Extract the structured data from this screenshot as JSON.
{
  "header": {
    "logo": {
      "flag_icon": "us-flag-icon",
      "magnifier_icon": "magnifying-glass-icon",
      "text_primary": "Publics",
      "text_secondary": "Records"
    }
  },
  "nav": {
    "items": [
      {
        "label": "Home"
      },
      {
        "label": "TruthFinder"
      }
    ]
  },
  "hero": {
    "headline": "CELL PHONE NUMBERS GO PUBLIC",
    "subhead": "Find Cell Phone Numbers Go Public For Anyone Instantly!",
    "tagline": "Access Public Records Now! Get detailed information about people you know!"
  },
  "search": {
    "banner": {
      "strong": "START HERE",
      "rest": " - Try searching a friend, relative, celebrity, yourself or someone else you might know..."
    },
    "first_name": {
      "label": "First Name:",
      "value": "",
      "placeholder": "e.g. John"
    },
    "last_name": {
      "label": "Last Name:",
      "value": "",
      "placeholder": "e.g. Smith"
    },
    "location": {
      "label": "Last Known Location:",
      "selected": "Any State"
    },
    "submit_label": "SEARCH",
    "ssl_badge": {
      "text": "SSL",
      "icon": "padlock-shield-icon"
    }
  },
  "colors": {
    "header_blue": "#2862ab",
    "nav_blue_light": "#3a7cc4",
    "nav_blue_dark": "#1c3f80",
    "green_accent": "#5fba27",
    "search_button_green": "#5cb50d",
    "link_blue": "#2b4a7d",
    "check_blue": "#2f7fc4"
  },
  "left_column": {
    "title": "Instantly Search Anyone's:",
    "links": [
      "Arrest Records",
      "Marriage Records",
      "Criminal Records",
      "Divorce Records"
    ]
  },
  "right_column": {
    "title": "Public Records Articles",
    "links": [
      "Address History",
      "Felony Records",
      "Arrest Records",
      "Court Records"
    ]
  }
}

---

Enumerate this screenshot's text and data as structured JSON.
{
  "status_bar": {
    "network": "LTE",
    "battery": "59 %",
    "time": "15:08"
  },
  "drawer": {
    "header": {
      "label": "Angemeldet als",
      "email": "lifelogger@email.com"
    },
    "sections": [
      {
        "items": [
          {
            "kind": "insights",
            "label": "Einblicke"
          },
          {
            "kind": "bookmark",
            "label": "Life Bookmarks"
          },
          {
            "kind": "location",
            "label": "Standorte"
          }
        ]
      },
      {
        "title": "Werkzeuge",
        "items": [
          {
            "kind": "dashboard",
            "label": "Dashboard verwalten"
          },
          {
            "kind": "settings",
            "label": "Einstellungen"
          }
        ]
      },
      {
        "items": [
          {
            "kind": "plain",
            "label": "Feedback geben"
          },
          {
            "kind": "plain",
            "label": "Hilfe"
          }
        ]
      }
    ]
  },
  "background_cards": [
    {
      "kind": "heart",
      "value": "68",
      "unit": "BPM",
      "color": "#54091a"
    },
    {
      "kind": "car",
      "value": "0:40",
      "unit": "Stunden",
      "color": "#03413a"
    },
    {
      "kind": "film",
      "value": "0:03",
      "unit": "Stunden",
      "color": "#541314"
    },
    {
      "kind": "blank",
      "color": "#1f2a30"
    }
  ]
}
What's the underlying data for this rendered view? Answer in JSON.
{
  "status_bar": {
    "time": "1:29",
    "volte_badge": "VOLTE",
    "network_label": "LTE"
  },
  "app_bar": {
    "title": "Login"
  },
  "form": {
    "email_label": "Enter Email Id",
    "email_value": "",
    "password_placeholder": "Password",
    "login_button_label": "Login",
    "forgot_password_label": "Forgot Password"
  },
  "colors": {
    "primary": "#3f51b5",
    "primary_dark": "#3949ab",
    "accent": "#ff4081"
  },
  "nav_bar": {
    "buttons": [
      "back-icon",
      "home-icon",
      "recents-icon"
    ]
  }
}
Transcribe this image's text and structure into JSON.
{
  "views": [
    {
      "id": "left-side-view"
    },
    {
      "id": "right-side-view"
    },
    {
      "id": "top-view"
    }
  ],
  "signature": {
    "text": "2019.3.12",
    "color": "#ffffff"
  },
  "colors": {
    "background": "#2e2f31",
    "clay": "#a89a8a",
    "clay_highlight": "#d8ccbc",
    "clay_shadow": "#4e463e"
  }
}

--

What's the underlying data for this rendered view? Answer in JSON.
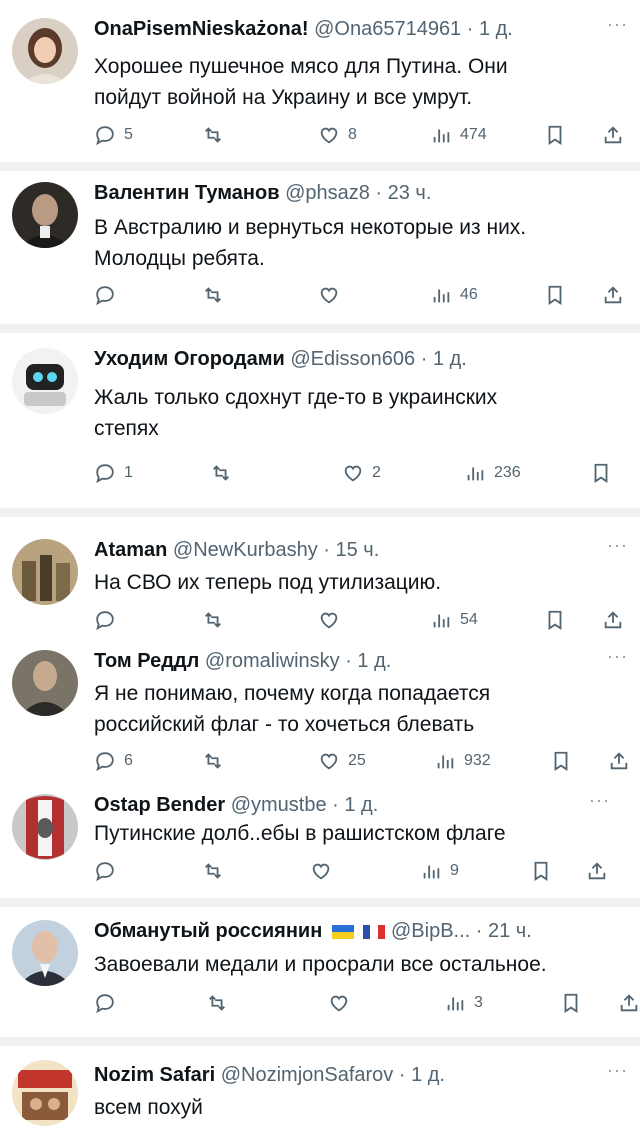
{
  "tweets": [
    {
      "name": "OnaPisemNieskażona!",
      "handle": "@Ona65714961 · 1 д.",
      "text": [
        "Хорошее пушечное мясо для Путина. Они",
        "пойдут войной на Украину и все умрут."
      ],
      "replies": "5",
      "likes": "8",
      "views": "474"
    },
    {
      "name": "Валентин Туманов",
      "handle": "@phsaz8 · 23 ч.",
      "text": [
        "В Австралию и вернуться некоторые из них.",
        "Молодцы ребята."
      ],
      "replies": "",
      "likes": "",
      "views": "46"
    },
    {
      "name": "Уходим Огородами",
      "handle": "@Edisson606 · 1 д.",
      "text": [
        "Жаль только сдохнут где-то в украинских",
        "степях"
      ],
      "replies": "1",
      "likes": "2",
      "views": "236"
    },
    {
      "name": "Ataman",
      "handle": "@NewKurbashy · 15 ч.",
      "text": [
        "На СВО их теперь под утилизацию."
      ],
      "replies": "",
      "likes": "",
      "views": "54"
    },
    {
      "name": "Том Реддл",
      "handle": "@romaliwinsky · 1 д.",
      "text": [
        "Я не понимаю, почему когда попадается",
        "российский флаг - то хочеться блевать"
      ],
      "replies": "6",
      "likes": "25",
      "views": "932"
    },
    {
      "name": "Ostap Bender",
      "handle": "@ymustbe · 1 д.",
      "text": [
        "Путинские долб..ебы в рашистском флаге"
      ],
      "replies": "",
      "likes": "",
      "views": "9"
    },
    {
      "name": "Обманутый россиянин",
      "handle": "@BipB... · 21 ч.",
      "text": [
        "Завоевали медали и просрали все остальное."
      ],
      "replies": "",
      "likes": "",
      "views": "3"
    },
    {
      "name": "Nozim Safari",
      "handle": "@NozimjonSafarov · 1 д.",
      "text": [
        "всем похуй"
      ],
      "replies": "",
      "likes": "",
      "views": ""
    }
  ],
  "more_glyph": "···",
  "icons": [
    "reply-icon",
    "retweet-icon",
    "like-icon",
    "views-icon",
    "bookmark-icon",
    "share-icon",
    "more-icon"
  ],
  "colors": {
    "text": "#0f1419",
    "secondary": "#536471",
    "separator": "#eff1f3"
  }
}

## WRITTEN EXERCISE:
Copy all the lines above that hold the string "views".

## RESPONSE TO THE TASK:
  "views": [
      "views": "474"
      "views": "46"
      "views": "236"
      "views": "54"
      "views": "932"
      "views": "9"
      "views": "3"
      "views": ""
    "views-icon",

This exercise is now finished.